DEINE AUFGABEN
a: Welchem Musiker erweist Merle Haggard laut der Besprechung seines Albums eine Hommage?
b: Setze die Besprechung von Merle Haggards Album im gleichen Ton fort, anschließend an ihren letzten Satz.

TEXTAUSZUG
****************

Ja, er ist immer noch, was er ist, und das ist nicht nur gut so -- das ist mehr als nur gut. Was Merle Haggard auf seine alten Tage so ganz lässig loslässt, ohne Starallüren, ohne "Das ist jetzt Kunst"-Gehabe, das ist herrlich. Das ist locker und lässt den Tag gleich in ganz anderem, freundlicherem Licht erscheinen. Ein Album in bester Country-Tradition jenseits des glattgeföhnten Üblichen, schön altmodisch einerseits und gleichzeitig immer offen für andere Stilrichtungen, von Texmex über Songwriter bis Dixieland (inclusive Hommage à Louis Armstrong).

****************

ANGEZEIGTE DATEN
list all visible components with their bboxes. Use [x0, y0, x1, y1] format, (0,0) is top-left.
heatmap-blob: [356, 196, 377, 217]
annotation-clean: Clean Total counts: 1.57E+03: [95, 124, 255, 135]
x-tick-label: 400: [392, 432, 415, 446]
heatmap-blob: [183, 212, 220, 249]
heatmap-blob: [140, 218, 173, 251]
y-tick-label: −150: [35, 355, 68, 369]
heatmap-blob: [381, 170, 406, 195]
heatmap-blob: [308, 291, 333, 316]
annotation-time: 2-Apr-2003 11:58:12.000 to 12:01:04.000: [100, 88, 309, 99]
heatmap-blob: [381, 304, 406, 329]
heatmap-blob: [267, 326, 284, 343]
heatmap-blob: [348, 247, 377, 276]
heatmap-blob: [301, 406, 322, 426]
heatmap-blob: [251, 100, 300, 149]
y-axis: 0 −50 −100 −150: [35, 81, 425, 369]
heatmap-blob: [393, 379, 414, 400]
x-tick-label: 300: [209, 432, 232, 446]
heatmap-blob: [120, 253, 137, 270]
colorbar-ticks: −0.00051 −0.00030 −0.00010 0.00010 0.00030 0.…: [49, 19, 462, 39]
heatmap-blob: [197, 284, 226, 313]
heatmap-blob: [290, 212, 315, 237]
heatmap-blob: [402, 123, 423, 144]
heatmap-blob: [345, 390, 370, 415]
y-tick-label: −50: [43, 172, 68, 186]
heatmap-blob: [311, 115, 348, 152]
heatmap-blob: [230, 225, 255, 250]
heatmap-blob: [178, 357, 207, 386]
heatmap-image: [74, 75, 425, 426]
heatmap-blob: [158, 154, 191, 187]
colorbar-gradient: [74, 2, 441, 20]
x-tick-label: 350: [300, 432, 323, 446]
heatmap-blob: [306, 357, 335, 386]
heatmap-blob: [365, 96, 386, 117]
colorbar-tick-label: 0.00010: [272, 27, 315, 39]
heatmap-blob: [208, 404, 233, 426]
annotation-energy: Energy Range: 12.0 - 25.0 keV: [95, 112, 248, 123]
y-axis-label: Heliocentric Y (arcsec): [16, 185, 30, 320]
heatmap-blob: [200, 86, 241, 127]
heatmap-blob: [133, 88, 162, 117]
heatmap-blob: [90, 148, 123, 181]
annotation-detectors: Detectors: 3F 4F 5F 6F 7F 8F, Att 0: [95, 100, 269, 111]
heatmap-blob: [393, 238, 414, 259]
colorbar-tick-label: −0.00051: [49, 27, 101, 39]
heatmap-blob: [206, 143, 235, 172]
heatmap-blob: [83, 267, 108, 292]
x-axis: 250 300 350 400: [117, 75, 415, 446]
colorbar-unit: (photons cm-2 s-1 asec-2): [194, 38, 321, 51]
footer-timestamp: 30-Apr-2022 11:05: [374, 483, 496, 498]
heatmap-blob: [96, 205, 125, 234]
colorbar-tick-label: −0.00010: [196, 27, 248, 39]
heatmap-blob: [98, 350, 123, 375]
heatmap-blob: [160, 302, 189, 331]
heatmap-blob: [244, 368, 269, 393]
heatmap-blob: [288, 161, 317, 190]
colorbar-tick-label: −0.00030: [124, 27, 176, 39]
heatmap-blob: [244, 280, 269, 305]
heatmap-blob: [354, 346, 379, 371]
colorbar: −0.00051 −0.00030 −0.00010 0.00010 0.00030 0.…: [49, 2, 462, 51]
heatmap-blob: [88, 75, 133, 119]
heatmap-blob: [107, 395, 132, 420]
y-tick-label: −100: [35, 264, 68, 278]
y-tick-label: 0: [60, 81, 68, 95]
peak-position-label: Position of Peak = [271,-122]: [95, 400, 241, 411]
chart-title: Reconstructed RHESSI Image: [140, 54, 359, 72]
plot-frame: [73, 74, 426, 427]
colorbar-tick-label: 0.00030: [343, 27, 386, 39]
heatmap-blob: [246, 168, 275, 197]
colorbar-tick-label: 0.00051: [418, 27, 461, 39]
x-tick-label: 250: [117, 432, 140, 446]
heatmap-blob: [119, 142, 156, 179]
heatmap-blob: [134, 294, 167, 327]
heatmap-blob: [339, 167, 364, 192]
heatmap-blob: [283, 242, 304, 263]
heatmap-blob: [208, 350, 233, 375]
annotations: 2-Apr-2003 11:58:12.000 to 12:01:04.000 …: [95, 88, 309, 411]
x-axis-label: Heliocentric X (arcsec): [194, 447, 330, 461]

****************

ANTWORTEN
a: Louis Armstrong.

b:
Losgehen tut's mit einem unbekümmerten "I've Seen It Go Away", und dass astreine Country-Melodien sich wunderbar mit angedeuteten Jazzharmonien vertragen, zeigt er nicht nur mit "Pretty When It's New". So quirlig kann sich Melancholie anschleichen... Oder das gemütliche "Oil Tanker Train" voller Kindheitserinnerungen, herrlich altmodisch im besten Sinne. Oder das quietschfidele Duett "Live and Love Always" mit seiner Frau, kongenial begleitet mit Trompete und Steel Guitar -- so unbekümmert und kitschfrei kann Country im Eisenbahn-Rhythmus klingen, und auch bei "The Road to My Heart" gilt: Kein schlichter Country-Rhythmus, sondern eine ausgekochte Mischung aus Country und Jazz alter Schule, die die Gralshüter der reinen Genres ärgern und die Zuhörer begeistern wird.
Er kann's aber auch im gemäßigten Rhythmus, altmodisch nach allen Regeln der Kunst, aber ohne Zuckerguss und ohne Bombast. Im zweiten Teil des Albums beweist er das mehrfach, ohne langweilig zu werden. Dazu stecken auch hier wieder viel zu viel Eigensinn und erstrecht zu viele Ideen drin.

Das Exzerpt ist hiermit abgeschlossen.